§ Directions for this task
Return the material word for word. Do not include the pictures.

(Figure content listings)
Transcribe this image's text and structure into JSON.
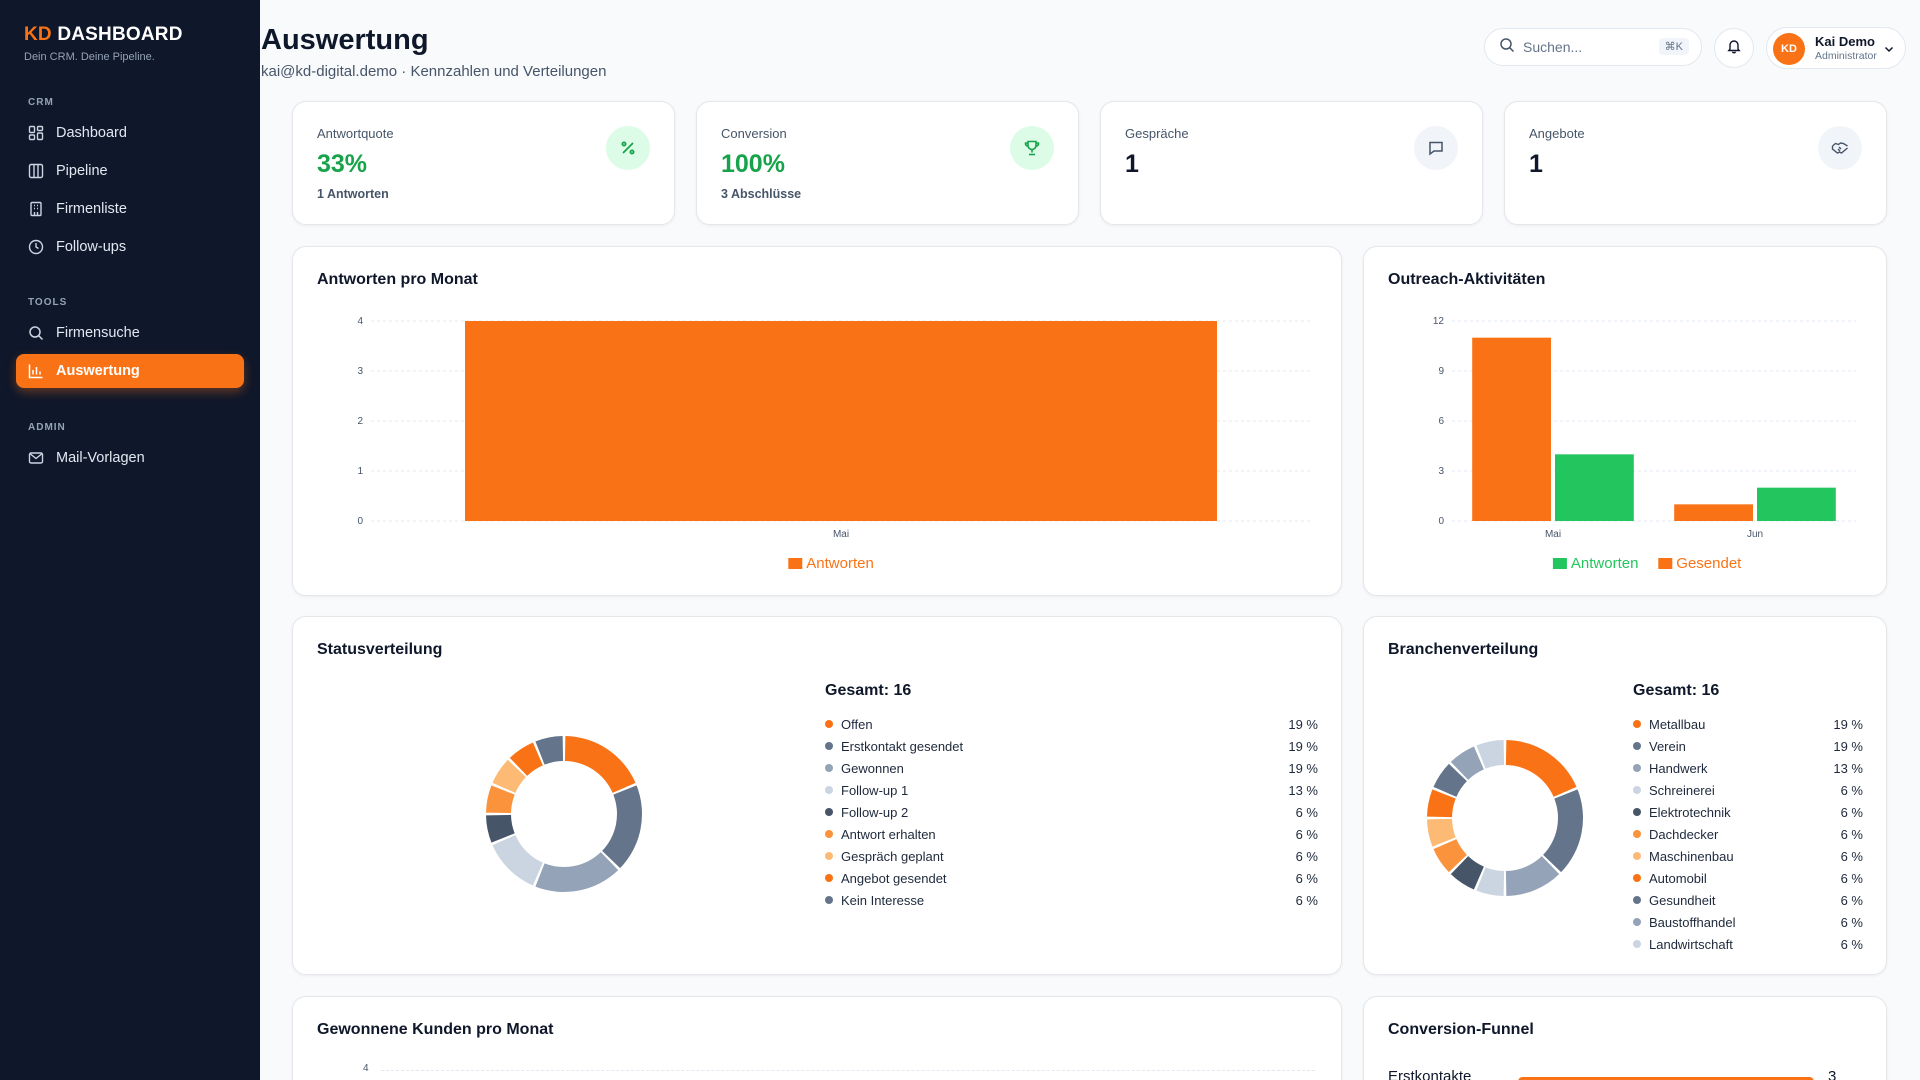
{
  "brand": {
    "prefix": "KD",
    "name": "DASHBOARD",
    "tagline": "Dein CRM. Deine Pipeline."
  },
  "sidebar": {
    "sections": [
      {
        "label": "CRM",
        "items": [
          {
            "label": "Dashboard",
            "icon": "grid-icon"
          },
          {
            "label": "Pipeline",
            "icon": "columns-icon"
          },
          {
            "label": "Firmenliste",
            "icon": "building-icon"
          },
          {
            "label": "Follow-ups",
            "icon": "clock-icon"
          }
        ]
      },
      {
        "label": "TOOLS",
        "items": [
          {
            "label": "Firmensuche",
            "icon": "search-icon"
          },
          {
            "label": "Auswertung",
            "icon": "bar-chart-icon",
            "active": true
          }
        ]
      },
      {
        "label": "ADMIN",
        "items": [
          {
            "label": "Mail-Vorlagen",
            "icon": "mail-icon"
          }
        ]
      }
    ]
  },
  "header": {
    "title": "Auswertung",
    "subtitle": "kai@kd-digital.demo · Kennzahlen und Verteilungen",
    "search_placeholder": "Suchen...",
    "search_shortcut": "⌘K",
    "user": {
      "initials": "KD",
      "name": "Kai Demo",
      "role": "Administrator"
    }
  },
  "kpis": [
    {
      "label": "Antwortquote",
      "value": "33%",
      "sub": "1 Antworten",
      "icon": "percent-icon"
    },
    {
      "label": "Conversion",
      "value": "100%",
      "sub": "3 Abschlüsse",
      "icon": "trophy-icon"
    },
    {
      "label": "Gespräche",
      "value": "1",
      "sub": "",
      "icon": "message-icon"
    },
    {
      "label": "Angebote",
      "value": "1",
      "sub": "",
      "icon": "handshake-icon"
    }
  ],
  "colors": {
    "orange": "#f97316",
    "green": "#22c55e"
  },
  "charts": {
    "antworten_pro_monat": {
      "title": "Antworten pro Monat",
      "chart_data": {
        "type": "bar",
        "categories": [
          "Mai"
        ],
        "series": [
          {
            "name": "Antworten",
            "values": [
              4
            ],
            "color": "#f97316"
          }
        ],
        "yticks": [
          "0",
          "1",
          "2",
          "3",
          "4"
        ],
        "ylim": [
          0,
          4
        ],
        "legend": "bottom"
      }
    },
    "outreach": {
      "title": "Outreach-Aktivitäten",
      "chart_data": {
        "type": "bar",
        "categories": [
          "Mai",
          "Jun"
        ],
        "series": [
          {
            "name": "Gesendet",
            "values": [
              11,
              1
            ],
            "color": "#f97316"
          },
          {
            "name": "Antworten",
            "values": [
              4,
              2
            ],
            "color": "#22c55e"
          }
        ],
        "legend_order": [
          "Antworten",
          "Gesendet"
        ],
        "yticks": [
          "0",
          "3",
          "6",
          "9",
          "12"
        ],
        "ylim": [
          0,
          12
        ],
        "legend": "bottom"
      }
    },
    "statusverteilung": {
      "title": "Statusverteilung",
      "total_label": "Gesamt: 16",
      "chart_data": {
        "type": "pie",
        "total": 16,
        "slices": [
          {
            "label": "Offen",
            "count": 3,
            "pct": "19 %",
            "color": "#f97316"
          },
          {
            "label": "Erstkontakt gesendet",
            "count": 3,
            "pct": "19 %",
            "color": "#64748b"
          },
          {
            "label": "Gewonnen",
            "count": 3,
            "pct": "19 %",
            "color": "#94a3b8"
          },
          {
            "label": "Follow-up 1",
            "count": 2,
            "pct": "13 %",
            "color": "#cbd5e1"
          },
          {
            "label": "Follow-up 2",
            "count": 1,
            "pct": "6 %",
            "color": "#475569"
          },
          {
            "label": "Antwort erhalten",
            "count": 1,
            "pct": "6 %",
            "color": "#fb923c"
          },
          {
            "label": "Gespräch geplant",
            "count": 1,
            "pct": "6 %",
            "color": "#fdba74"
          },
          {
            "label": "Angebot gesendet",
            "count": 1,
            "pct": "6 %",
            "color": "#f97316"
          },
          {
            "label": "Kein Interesse",
            "count": 1,
            "pct": "6 %",
            "color": "#64748b"
          }
        ]
      }
    },
    "branchenverteilung": {
      "title": "Branchenverteilung",
      "total_label": "Gesamt: 16",
      "chart_data": {
        "type": "pie",
        "total": 16,
        "slices": [
          {
            "label": "Metallbau",
            "count": 3,
            "pct": "19 %",
            "color": "#f97316"
          },
          {
            "label": "Verein",
            "count": 3,
            "pct": "19 %",
            "color": "#64748b"
          },
          {
            "label": "Handwerk",
            "count": 2,
            "pct": "13 %",
            "color": "#94a3b8"
          },
          {
            "label": "Schreinerei",
            "count": 1,
            "pct": "6 %",
            "color": "#cbd5e1"
          },
          {
            "label": "Elektrotechnik",
            "count": 1,
            "pct": "6 %",
            "color": "#475569"
          },
          {
            "label": "Dachdecker",
            "count": 1,
            "pct": "6 %",
            "color": "#fb923c"
          },
          {
            "label": "Maschinenbau",
            "count": 1,
            "pct": "6 %",
            "color": "#fdba74"
          },
          {
            "label": "Automobil",
            "count": 1,
            "pct": "6 %",
            "color": "#f97316"
          },
          {
            "label": "Gesundheit",
            "count": 1,
            "pct": "6 %",
            "color": "#64748b"
          },
          {
            "label": "Baustoffhandel",
            "count": 1,
            "pct": "6 %",
            "color": "#94a3b8"
          },
          {
            "label": "Landwirtschaft",
            "count": 1,
            "pct": "6 %",
            "color": "#cbd5e1"
          }
        ]
      }
    },
    "gewonnene_kunden": {
      "title": "Gewonnene Kunden pro Monat",
      "yticks_visible": [
        "4"
      ]
    },
    "funnel": {
      "title": "Conversion-Funnel",
      "rows": [
        {
          "label": "Erstkontakte",
          "value": 3,
          "fill_fraction": 1.0
        }
      ]
    }
  }
}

§ Problem solution
Transcribe this image's text and structure into JSON.
{
  "brand": {
    "prefix": "KD",
    "name": "DASHBOARD",
    "tagline": "Dein CRM. Deine Pipeline."
  },
  "sidebar": {
    "sections": [
      {
        "label": "CRM",
        "items": [
          {
            "label": "Dashboard",
            "icon": "grid-icon"
          },
          {
            "label": "Pipeline",
            "icon": "columns-icon"
          },
          {
            "label": "Firmenliste",
            "icon": "building-icon"
          },
          {
            "label": "Follow-ups",
            "icon": "clock-icon"
          }
        ]
      },
      {
        "label": "TOOLS",
        "items": [
          {
            "label": "Firmensuche",
            "icon": "search-icon"
          },
          {
            "label": "Auswertung",
            "icon": "bar-chart-icon",
            "active": true
          }
        ]
      },
      {
        "label": "ADMIN",
        "items": [
          {
            "label": "Mail-Vorlagen",
            "icon": "mail-icon"
          }
        ]
      }
    ]
  },
  "header": {
    "title": "Auswertung",
    "subtitle": "kai@kd-digital.demo · Kennzahlen und Verteilungen",
    "search_placeholder": "Suchen...",
    "search_shortcut": "⌘K",
    "user": {
      "initials": "KD",
      "name": "Kai Demo",
      "role": "Administrator"
    }
  },
  "kpis": [
    {
      "label": "Antwortquote",
      "value": "33%",
      "sub": "1 Antworten",
      "icon": "percent-icon"
    },
    {
      "label": "Conversion",
      "value": "100%",
      "sub": "3 Abschlüsse",
      "icon": "trophy-icon"
    },
    {
      "label": "Gespräche",
      "value": "1",
      "sub": "",
      "icon": "message-icon"
    },
    {
      "label": "Angebote",
      "value": "1",
      "sub": "",
      "icon": "handshake-icon"
    }
  ],
  "colors": {
    "orange": "#f97316",
    "green": "#22c55e"
  },
  "charts": {
    "antworten_pro_monat": {
      "title": "Antworten pro Monat",
      "chart_data": {
        "type": "bar",
        "categories": [
          "Mai"
        ],
        "series": [
          {
            "name": "Antworten",
            "values": [
              4
            ],
            "color": "#f97316"
          }
        ],
        "yticks": [
          "0",
          "1",
          "2",
          "3",
          "4"
        ],
        "ylim": [
          0,
          4
        ],
        "legend": "bottom"
      }
    },
    "outreach": {
      "title": "Outreach-Aktivitäten",
      "chart_data": {
        "type": "bar",
        "categories": [
          "Mai",
          "Jun"
        ],
        "series": [
          {
            "name": "Gesendet",
            "values": [
              11,
              1
            ],
            "color": "#f97316"
          },
          {
            "name": "Antworten",
            "values": [
              4,
              2
            ],
            "color": "#22c55e"
          }
        ],
        "legend_order": [
          "Antworten",
          "Gesendet"
        ],
        "yticks": [
          "0",
          "3",
          "6",
          "9",
          "12"
        ],
        "ylim": [
          0,
          12
        ],
        "legend": "bottom"
      }
    },
    "statusverteilung": {
      "title": "Statusverteilung",
      "total_label": "Gesamt: 16",
      "chart_data": {
        "type": "pie",
        "total": 16,
        "slices": [
          {
            "label": "Offen",
            "count": 3,
            "pct": "19 %",
            "color": "#f97316"
          },
          {
            "label": "Erstkontakt gesendet",
            "count": 3,
            "pct": "19 %",
            "color": "#64748b"
          },
          {
            "label": "Gewonnen",
            "count": 3,
            "pct": "19 %",
            "color": "#94a3b8"
          },
          {
            "label": "Follow-up 1",
            "count": 2,
            "pct": "13 %",
            "color": "#cbd5e1"
          },
          {
            "label": "Follow-up 2",
            "count": 1,
            "pct": "6 %",
            "color": "#475569"
          },
          {
            "label": "Antwort erhalten",
            "count": 1,
            "pct": "6 %",
            "color": "#fb923c"
          },
          {
            "label": "Gespräch geplant",
            "count": 1,
            "pct": "6 %",
            "color": "#fdba74"
          },
          {
            "label": "Angebot gesendet",
            "count": 1,
            "pct": "6 %",
            "color": "#f97316"
          },
          {
            "label": "Kein Interesse",
            "count": 1,
            "pct": "6 %",
            "color": "#64748b"
          }
        ]
      }
    },
    "branchenverteilung": {
      "title": "Branchenverteilung",
      "total_label": "Gesamt: 16",
      "chart_data": {
        "type": "pie",
        "total": 16,
        "slices": [
          {
            "label": "Metallbau",
            "count": 3,
            "pct": "19 %",
            "color": "#f97316"
          },
          {
            "label": "Verein",
            "count": 3,
            "pct": "19 %",
            "color": "#64748b"
          },
          {
            "label": "Handwerk",
            "count": 2,
            "pct": "13 %",
            "color": "#94a3b8"
          },
          {
            "label": "Schreinerei",
            "count": 1,
            "pct": "6 %",
            "color": "#cbd5e1"
          },
          {
            "label": "Elektrotechnik",
            "count": 1,
            "pct": "6 %",
            "color": "#475569"
          },
          {
            "label": "Dachdecker",
            "count": 1,
            "pct": "6 %",
            "color": "#fb923c"
          },
          {
            "label": "Maschinenbau",
            "count": 1,
            "pct": "6 %",
            "color": "#fdba74"
          },
          {
            "label": "Automobil",
            "count": 1,
            "pct": "6 %",
            "color": "#f97316"
          },
          {
            "label": "Gesundheit",
            "count": 1,
            "pct": "6 %",
            "color": "#64748b"
          },
          {
            "label": "Baustoffhandel",
            "count": 1,
            "pct": "6 %",
            "color": "#94a3b8"
          },
          {
            "label": "Landwirtschaft",
            "count": 1,
            "pct": "6 %",
            "color": "#cbd5e1"
          }
        ]
      }
    },
    "gewonnene_kunden": {
      "title": "Gewonnene Kunden pro Monat",
      "yticks_visible": [
        "4"
      ]
    },
    "funnel": {
      "title": "Conversion-Funnel",
      "rows": [
        {
          "label": "Erstkontakte",
          "value": 3,
          "fill_fraction": 1.0
        }
      ]
    }
  }
}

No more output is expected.